[What the task requires]: Give the material again in full, matching it exactly.
+++++
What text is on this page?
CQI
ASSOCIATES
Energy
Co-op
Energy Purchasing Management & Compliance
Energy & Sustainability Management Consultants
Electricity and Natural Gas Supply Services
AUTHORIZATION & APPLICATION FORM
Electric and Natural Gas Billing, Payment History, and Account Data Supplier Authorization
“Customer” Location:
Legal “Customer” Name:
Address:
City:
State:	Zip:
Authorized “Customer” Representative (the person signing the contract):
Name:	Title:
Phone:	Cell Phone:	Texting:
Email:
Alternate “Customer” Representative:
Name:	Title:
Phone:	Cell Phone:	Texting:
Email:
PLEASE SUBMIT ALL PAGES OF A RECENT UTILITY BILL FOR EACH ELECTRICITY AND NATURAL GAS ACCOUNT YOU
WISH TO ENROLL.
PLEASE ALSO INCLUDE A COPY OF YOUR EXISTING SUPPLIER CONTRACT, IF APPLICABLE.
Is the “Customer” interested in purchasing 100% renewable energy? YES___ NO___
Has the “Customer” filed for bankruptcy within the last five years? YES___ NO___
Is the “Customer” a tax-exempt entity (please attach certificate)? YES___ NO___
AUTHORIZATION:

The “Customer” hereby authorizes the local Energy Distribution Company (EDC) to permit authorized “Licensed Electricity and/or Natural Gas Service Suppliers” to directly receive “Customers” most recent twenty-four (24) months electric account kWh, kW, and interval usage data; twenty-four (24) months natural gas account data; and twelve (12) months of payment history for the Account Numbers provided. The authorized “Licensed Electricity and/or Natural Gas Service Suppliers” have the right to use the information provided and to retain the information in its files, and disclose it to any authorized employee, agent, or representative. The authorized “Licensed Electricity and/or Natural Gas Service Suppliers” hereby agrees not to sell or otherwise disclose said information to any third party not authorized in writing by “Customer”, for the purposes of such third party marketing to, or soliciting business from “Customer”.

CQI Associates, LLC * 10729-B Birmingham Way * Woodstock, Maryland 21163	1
+++++
[Result for this task]:
What text is on this page?
CQI
ASSOCIATES
Energy
Co-op
Energy Purchasing Management & Compliance
Energy & Sustainability Management Consultants
Electricity and Natural Gas Supply Services
AUTHORIZATION & APPLICATION FORM
Electric and Natural Gas Billing, Payment History, and Account Data Supplier Authorization
“Customer” Location:
Legal “Customer” Name:
Address:
City:
State:	Zip:
Authorized “Customer” Representative (the person signing the contract):
Name:	Title:
Phone:	Cell Phone:	Texting:
Email:
Alternate “Customer” Representative:
Name:	Title:
Phone:	Cell Phone:	Texting:
Email:
PLEASE SUBMIT ALL PAGES OF A RECENT UTILITY BILL FOR EACH ELECTRICITY AND NATURAL GAS ACCOUNT YOU
WISH TO ENROLL.
PLEASE ALSO INCLUDE A COPY OF YOUR EXISTING SUPPLIER CONTRACT, IF APPLICABLE.
Is the “Customer” interested in purchasing 100% renewable energy? YES___ NO___
Has the “Customer” filed for bankruptcy within the last five years? YES___ NO___
Is the “Customer” a tax-exempt entity (please attach certificate)? YES___ NO___
AUTHORIZATION:

The “Customer” hereby authorizes the local Energy Distribution Company (EDC) to permit authorized “Licensed Electricity and/or Natural Gas Service Suppliers” to directly receive “Customers” most recent twenty-four (24) months electric account kWh, kW, and interval usage data; twenty-four (24) months natural gas account data; and twelve (12) months of payment history for the Account Numbers provided. The authorized “Licensed Electricity and/or Natural Gas Service Suppliers” have the right to use the information provided and to retain the information in its files, and disclose it to any authorized employee, agent, or representative. The authorized “Licensed Electricity and/or Natural Gas Service Suppliers” hereby agrees not to sell or otherwise disclose said information to any third party not authorized in writing by “Customer”, for the purposes of such third party marketing to, or soliciting business from “Customer”.

CQI Associates, LLC * 10729-B Birmingham Way * Woodstock, Maryland 21163	1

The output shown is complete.